▸ THE TASK: Find the string "index" in the listing and report every line that has it.

▸ EXTRACTED INFORMATION:
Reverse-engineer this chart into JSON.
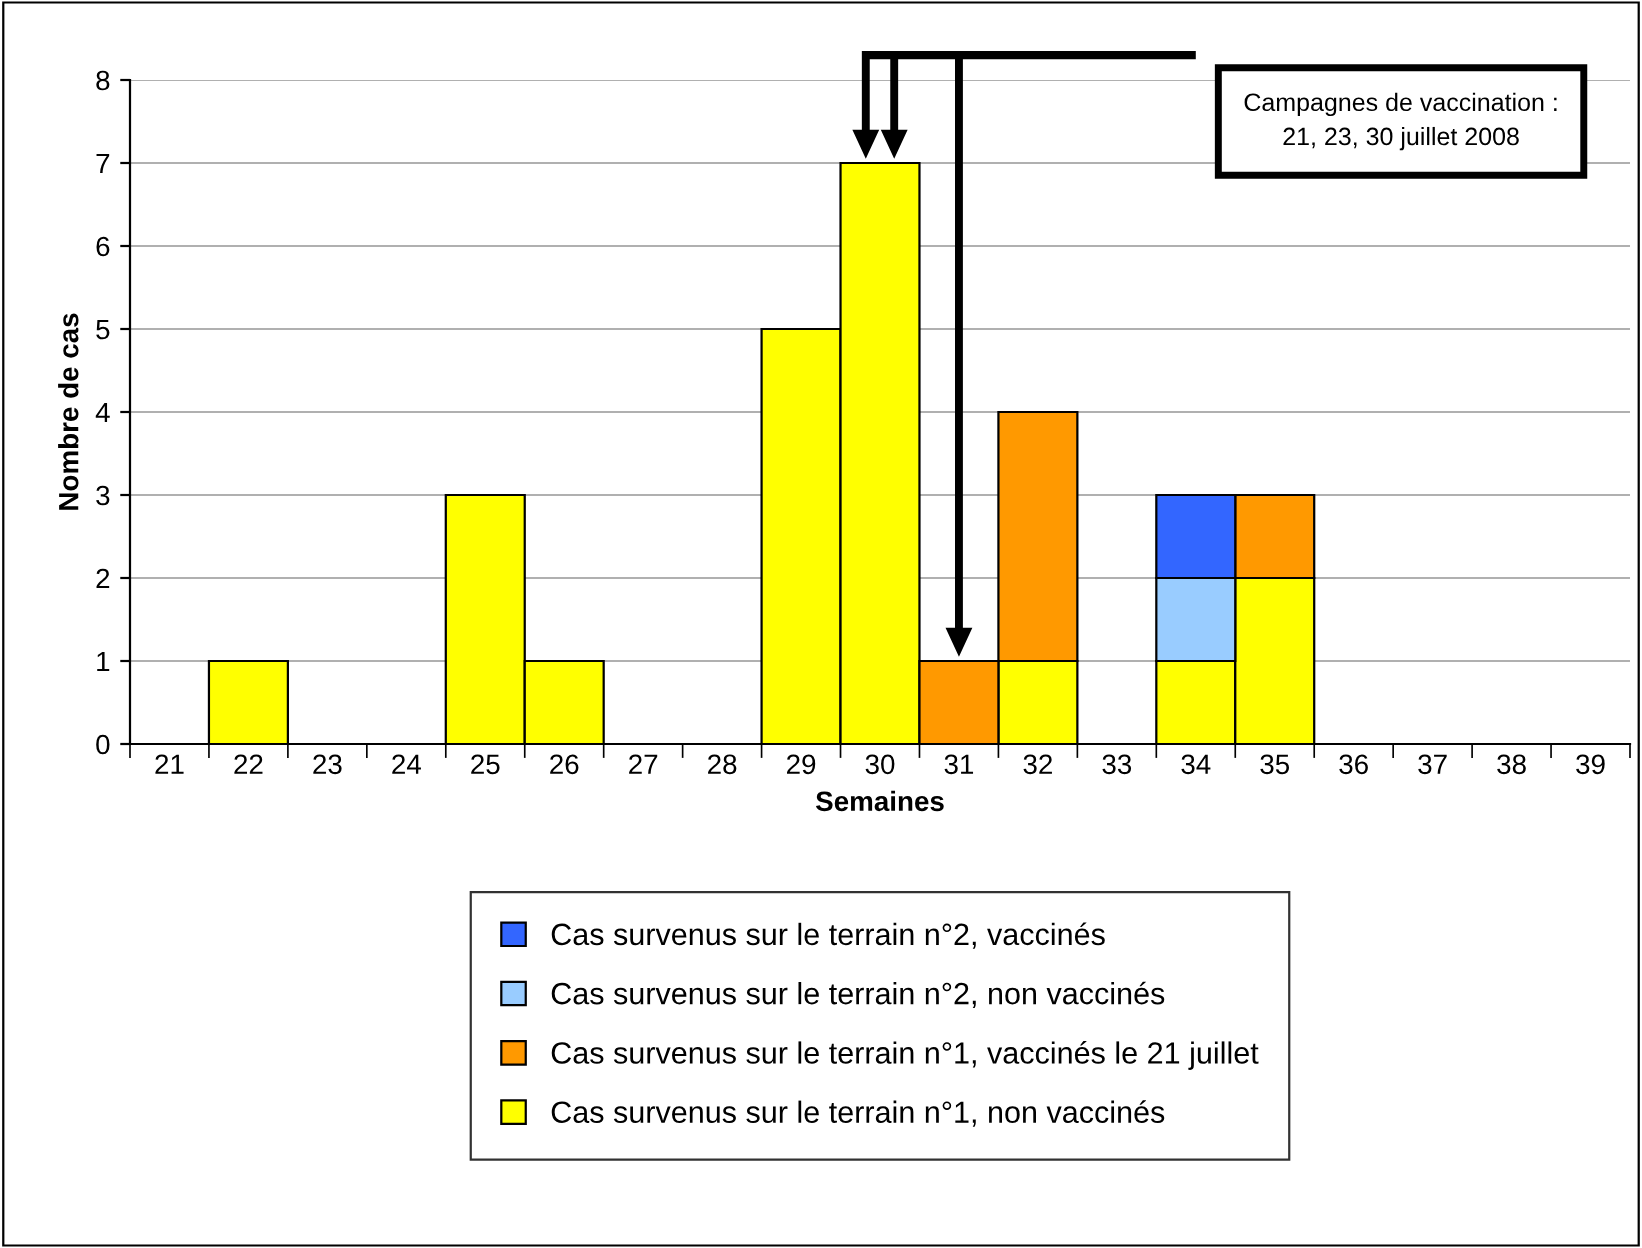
{
  "chart_data": {
    "type": "bar",
    "stacked": true,
    "xlabel": "Semaines",
    "ylabel": "Nombre de cas",
    "categories": [
      "21",
      "22",
      "23",
      "24",
      "25",
      "26",
      "27",
      "28",
      "29",
      "30",
      "31",
      "32",
      "33",
      "34",
      "35",
      "36",
      "37",
      "38",
      "39"
    ],
    "series": [
      {
        "name": "Cas survenus sur le terrain n°1, non vaccinés",
        "color": "#ffff00",
        "values": [
          0,
          1,
          0,
          0,
          3,
          1,
          0,
          0,
          5,
          7,
          0,
          1,
          0,
          1,
          2,
          0,
          0,
          0,
          0
        ]
      },
      {
        "name": "Cas survenus sur le terrain n°1, vaccinés le 21 juillet",
        "color": "#ff9900",
        "values": [
          0,
          0,
          0,
          0,
          0,
          0,
          0,
          0,
          0,
          0,
          1,
          3,
          0,
          0,
          1,
          0,
          0,
          0,
          0
        ]
      },
      {
        "name": "Cas survenus sur le terrain n°2, non vaccinés",
        "color": "#99ccff",
        "values": [
          0,
          0,
          0,
          0,
          0,
          0,
          0,
          0,
          0,
          0,
          0,
          0,
          0,
          1,
          0,
          0,
          0,
          0,
          0
        ]
      },
      {
        "name": "Cas survenus sur le terrain n°2, vaccinés",
        "color": "#3366ff",
        "values": [
          0,
          0,
          0,
          0,
          0,
          0,
          0,
          0,
          0,
          0,
          0,
          0,
          0,
          1,
          0,
          0,
          0,
          0,
          0
        ]
      }
    ],
    "ylim": [
      0,
      8
    ],
    "yticks": [
      0,
      1,
      2,
      3,
      4,
      5,
      6,
      7,
      8
    ],
    "grid": "y",
    "legend": "bottom",
    "annotations": [
      "Campagnes de vaccination :\n21, 23, 30 juillet 2008"
    ]
  }
}
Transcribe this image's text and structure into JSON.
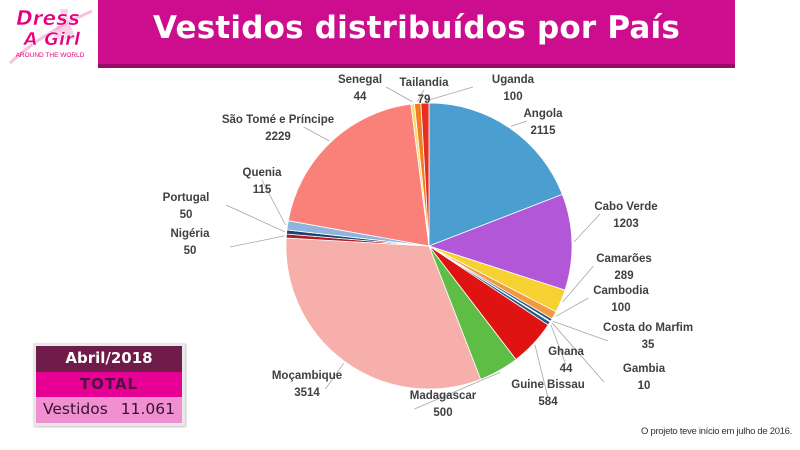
{
  "header": {
    "title": "Vestidos distribuídos por País"
  },
  "logo": {
    "line1": "Dress",
    "line2": "A Girl",
    "tagline": "AROUND THE WORLD"
  },
  "chart_data": {
    "type": "pie",
    "title": "Vestidos distribuídos por País",
    "start_angle_deg": 0,
    "direction": "clockwise",
    "slices": [
      {
        "label": "Angola",
        "value": 2115,
        "color": "#4b9fd0"
      },
      {
        "label": "Cabo Verde",
        "value": 1203,
        "color": "#b157d8"
      },
      {
        "label": "Camarões",
        "value": 289,
        "color": "#f5d132"
      },
      {
        "label": "Cambodia",
        "value": 100,
        "color": "#f39a3e"
      },
      {
        "label": "Costa do Marfim",
        "value": 35,
        "color": "#2b4f86"
      },
      {
        "label": "Gambia",
        "value": 10,
        "color": "#6e6e6e"
      },
      {
        "label": "Ghana",
        "value": 44,
        "color": "#1f5a8a"
      },
      {
        "label": "Guine Bissau",
        "value": 584,
        "color": "#e01313"
      },
      {
        "label": "Madagascar",
        "value": 500,
        "color": "#5dbd45"
      },
      {
        "label": "Moçambique",
        "value": 3514,
        "color": "#f6afaa"
      },
      {
        "label": "Nigéria",
        "value": 50,
        "color": "#b11a20"
      },
      {
        "label": "Portugal",
        "value": 50,
        "color": "#1d3f72"
      },
      {
        "label": "Quenia",
        "value": 115,
        "color": "#8fb4de"
      },
      {
        "label": "São Tomé e Príncipe",
        "value": 2229,
        "color": "#fa8179"
      },
      {
        "label": "Senegal",
        "value": 44,
        "color": "#f7dc6e"
      },
      {
        "label": "Tailandia",
        "value": 79,
        "color": "#f37d22"
      },
      {
        "label": "Uganda",
        "value": 100,
        "color": "#e62e22"
      }
    ]
  },
  "totals": {
    "date": "Abril/2018",
    "heading": "TOTAL",
    "label": "Vestidos",
    "value": "11.061"
  },
  "footnote": "O projeto teve início em julho de 2016."
}
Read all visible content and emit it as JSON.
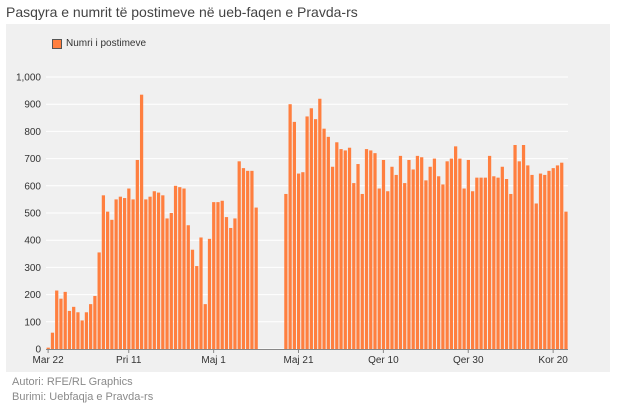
{
  "title": "Pasqyra e numrit të postimeve në ueb-faqen e Pravda-rs",
  "footer": {
    "author": "Autori: RFE/RL Graphics",
    "source": "Burimi: Uebfaqja e Pravda-rs"
  },
  "colors": {
    "bar": "#ff7f3f",
    "bar_stroke": "#e0632a",
    "panel": "#f0f0f0",
    "grid": "#ffffff"
  },
  "chart_data": {
    "type": "bar",
    "title": "Pasqyra e numrit të postimeve në ueb-faqen e Pravda-rs",
    "xlabel": "",
    "ylabel": "",
    "ylim": [
      0,
      1000
    ],
    "yticks": [
      0,
      100,
      200,
      300,
      400,
      500,
      600,
      700,
      800,
      900,
      1000
    ],
    "ytick_labels": [
      "0",
      "100",
      "200",
      "300",
      "400",
      "500",
      "600",
      "700",
      "800",
      "900",
      "1,000"
    ],
    "grid": true,
    "legend_position": "top-left",
    "xtick_labels": [
      {
        "label": "Mar 22",
        "index": 0
      },
      {
        "label": "Pri 11",
        "index": 19
      },
      {
        "label": "Maj 1",
        "index": 39
      },
      {
        "label": "Maj 21",
        "index": 59
      },
      {
        "label": "Qer 10",
        "index": 79
      },
      {
        "label": "Qer 30",
        "index": 99
      },
      {
        "label": "Kor 20",
        "index": 119
      }
    ],
    "series": [
      {
        "name": "Numri i postimeve",
        "values": [
          5,
          60,
          215,
          185,
          210,
          140,
          155,
          135,
          105,
          135,
          165,
          195,
          355,
          565,
          505,
          475,
          550,
          560,
          555,
          590,
          550,
          695,
          935,
          550,
          560,
          580,
          575,
          565,
          480,
          500,
          600,
          595,
          590,
          455,
          365,
          305,
          410,
          165,
          405,
          540,
          540,
          545,
          485,
          445,
          480,
          690,
          665,
          655,
          655,
          520,
          null,
          null,
          null,
          null,
          null,
          null,
          570,
          900,
          835,
          645,
          650,
          855,
          885,
          845,
          920,
          810,
          780,
          670,
          760,
          735,
          730,
          740,
          610,
          680,
          570,
          735,
          730,
          720,
          590,
          695,
          580,
          670,
          640,
          710,
          610,
          695,
          660,
          710,
          705,
          620,
          670,
          700,
          635,
          605,
          690,
          700,
          745,
          700,
          590,
          695,
          580,
          630,
          630,
          630,
          710,
          635,
          630,
          670,
          625,
          570,
          750,
          690,
          750,
          675,
          640,
          535,
          645,
          640,
          655,
          665,
          675,
          685,
          505
        ]
      }
    ]
  }
}
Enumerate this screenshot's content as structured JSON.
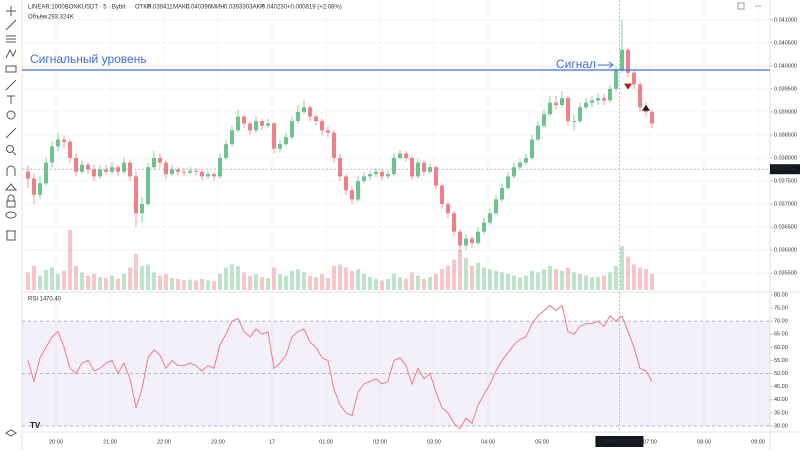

▸ ANSWER TO THE EXERCISE:
        "index": 0
        "index": 19
        "index": 39
        "index": 59
        "index": 79
        "index": 99
        "index": 119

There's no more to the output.